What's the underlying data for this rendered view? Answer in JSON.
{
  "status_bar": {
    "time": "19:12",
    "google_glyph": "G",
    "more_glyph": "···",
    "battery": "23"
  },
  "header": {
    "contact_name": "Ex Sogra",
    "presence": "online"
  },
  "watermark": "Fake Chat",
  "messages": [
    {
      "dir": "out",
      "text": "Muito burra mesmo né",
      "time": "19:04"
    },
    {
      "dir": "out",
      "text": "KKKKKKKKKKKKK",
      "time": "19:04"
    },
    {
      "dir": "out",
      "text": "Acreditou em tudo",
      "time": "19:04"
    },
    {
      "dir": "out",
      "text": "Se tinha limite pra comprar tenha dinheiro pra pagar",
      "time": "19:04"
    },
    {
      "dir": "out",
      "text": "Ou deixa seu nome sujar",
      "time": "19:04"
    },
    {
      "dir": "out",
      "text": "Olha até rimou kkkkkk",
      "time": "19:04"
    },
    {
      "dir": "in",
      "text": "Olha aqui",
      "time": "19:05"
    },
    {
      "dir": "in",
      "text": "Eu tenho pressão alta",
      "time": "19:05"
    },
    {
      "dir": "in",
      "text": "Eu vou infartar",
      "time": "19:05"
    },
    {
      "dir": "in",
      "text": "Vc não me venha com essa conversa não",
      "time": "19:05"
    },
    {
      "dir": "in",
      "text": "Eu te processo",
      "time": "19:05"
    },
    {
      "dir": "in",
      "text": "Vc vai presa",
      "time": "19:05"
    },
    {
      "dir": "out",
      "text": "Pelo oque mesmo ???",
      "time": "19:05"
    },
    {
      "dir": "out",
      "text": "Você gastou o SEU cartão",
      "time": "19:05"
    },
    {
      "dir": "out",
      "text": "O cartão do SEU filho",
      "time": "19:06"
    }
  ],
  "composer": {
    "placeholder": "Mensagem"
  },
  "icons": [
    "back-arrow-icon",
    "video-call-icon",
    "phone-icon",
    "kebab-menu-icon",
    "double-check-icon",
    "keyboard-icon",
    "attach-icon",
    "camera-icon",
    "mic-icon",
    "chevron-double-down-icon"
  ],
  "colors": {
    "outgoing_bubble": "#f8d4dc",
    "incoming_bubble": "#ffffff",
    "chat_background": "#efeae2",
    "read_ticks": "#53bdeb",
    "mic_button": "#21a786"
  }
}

..............................

Among the lines of the material above, how many include the string "double"? Report only that number.

→ **Written response**: 2